**TO-DO LIST:**
1 - In the implied volatility text, how many iterations does the combined method need to reach machine epsilon level of accuracy?
2 - From the implied volatility text, set down the part that opens with the words containing "The industry standard" and closes with "as Jäckel’s algorithm.".
3 - Using the implied volatility text, decide whether each statement agrees with it, answering yes or no and quoting the deciding words: (a) Cody is slightly faster than Commons for ThiopheneIV. (b) The Euler-Chebyshev method is monotone on the logarithm of the complementary normalized price. (c) The numerical trouble when c is close to 1 is a convergence issue.
— Begin EXTRACTED TEXT —
Impact on ThiopheneIV Implied Volatility Solver

Values are max error in ULPs of reference total volatility on a specific set of options (see the ThiopheneIV paper for the definition of the exact zones). The rust implementation of the solver is available here

ThiopheneIV max ulp

backend CLY-3D CLY-20 CLY-80 Jaeckel Market Corners Stress HighVol
Cody 190 52 8 142 520 557 285 2
Commons 133 49 8 63 177 329 138 2
Johnson 400 71 16 97 1210 537 484 3

ThiopheneIV+ max ulp

backend CLY-3D CLY-20 CLY-80 Jaeckel Market Corners Stress HighVol
Cody 23 5 4 14 30 41 33 2
Commons 23 5 4 13 29 41 33 2
Johnson 22 5 7 13 29 41 32 3

The polished ThiopheneIV+ path is robust across erfcx choices. The unpolished fast solver is where Commons is clearly better for benchmark.

Impact on ThiopheneIV Performance

ThiopheneIV ns/call

backend CLY-3D CLY-20 CLY-80 Jaeckel Market Corners Stress HighVol
Cody 146 146 148 146 147 155 155 150
Commons 155 147 147 156 153 159 157 151
Johnson 179 180 188 211 203 185 204 161

ThiopheneIV+ ns/call

backend CLY-3D CLY-20 CLY-80 Jaeckel Market Corners Stress HighVol
Cody 199 200 199 185 193 210 205 187
Commons 202 203 197 197 200 214 210 189
Johnson 233 229 245 249 251 240 254 210

Cody is slightly faster than Commons for ThiopheneIV, but Commons is close and much more accurate. Johnson is slower in the solver context despite competitive standalone erfcx timing, most likely because its branch/table structure interacts differently with the full pricing paths.

Conclusion

Use the Commons erfcx implementation. It gives the best generic erfcx accuracy against the BigFloat reference among the tested Rust-callable implementations, the most stable 512-consecutive-ULP local-window profile, the best unpolished ThiopheneIV accuracy, and passes the strict reference/corner suite. Cody remains a good fast approximation, but it is of slighly lower accuracy (which impacts non-polished ThiopheneIV implied vols) and has a near-overflow-tail spike (very likely without impact on my use case).

A Faster Monotone Implied Volatiltty Solver

Choi, Huh and Su have a very good paper entitled Tighter uniform bounds for Black–Scholes implied volatility and the applications to root-finding. What’s particularly great is that it gives both a decent lower bound and a proof a monotone convergence using Newton’s method starting from this lower bound.

The industry standard for solving the Black-Scholes implied volatility is Peter Jäckel Let’s be rational. I was wondering if one could not create a robust mathematically backed solver at least as fast and accurate as Jäckel’s algorithm.

It turns out that it is not so difficult to extend the monotone convergence proof to the Euler-Chebyshev method on the logarithm of normalized price. This is however not numerically robust enough when the normalized call option price (c) is close to 1: c is between 0 and 1, and when close to 1, the misbehaves numerically due to the limited floating point accuracy. It is not a convergence issue, but a true floating point arithmetic issue. A remedy is to switch to the log of the complementary normalized price (1-c). But then the Euler-Chebyshev method is not monotone on it. Fortunately, it turns out that Halley’s method is monotone on the logarithm of the complementary normalized price. Overall, when combined, the methods lead to a much faster pricing: 3 iterations are enough to reach machine epsilon level of accuracy.
— End EXTRACTED TEXT —
— Begin DATA —
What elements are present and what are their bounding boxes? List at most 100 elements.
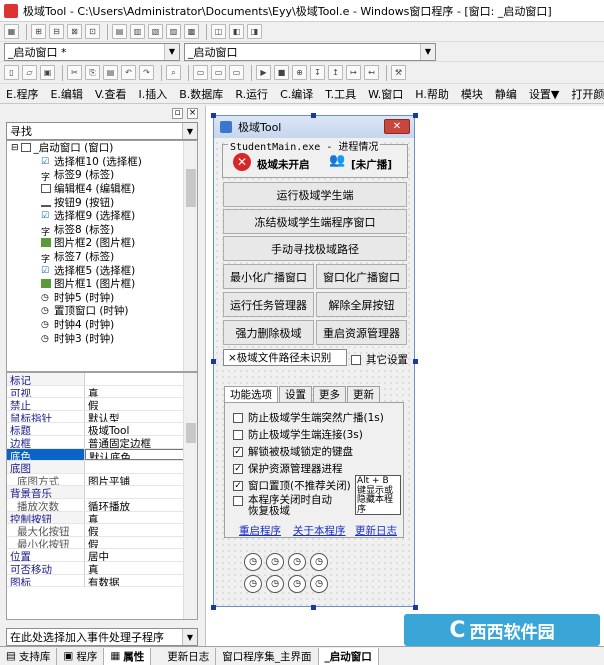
— End DATA —
**ANSWERS PER TASK:**
1 - 3 iterations

2 -
The industry standard for solving the Black-Scholes implied volatility is Peter Jäckel Let’s be rational. I was wondering if one could not create a robust mathematically backed solver at least as fast and accurate as Jäckel’s algorithm.

3 -
(a) Yes: "Cody is slightly faster than Commons for ThiopheneIV"
(b) No: "But then the Euler-Chebyshev method is not monotone on it."
(c) No: "It is not a convergence issue, but a true floating point arithmetic issue."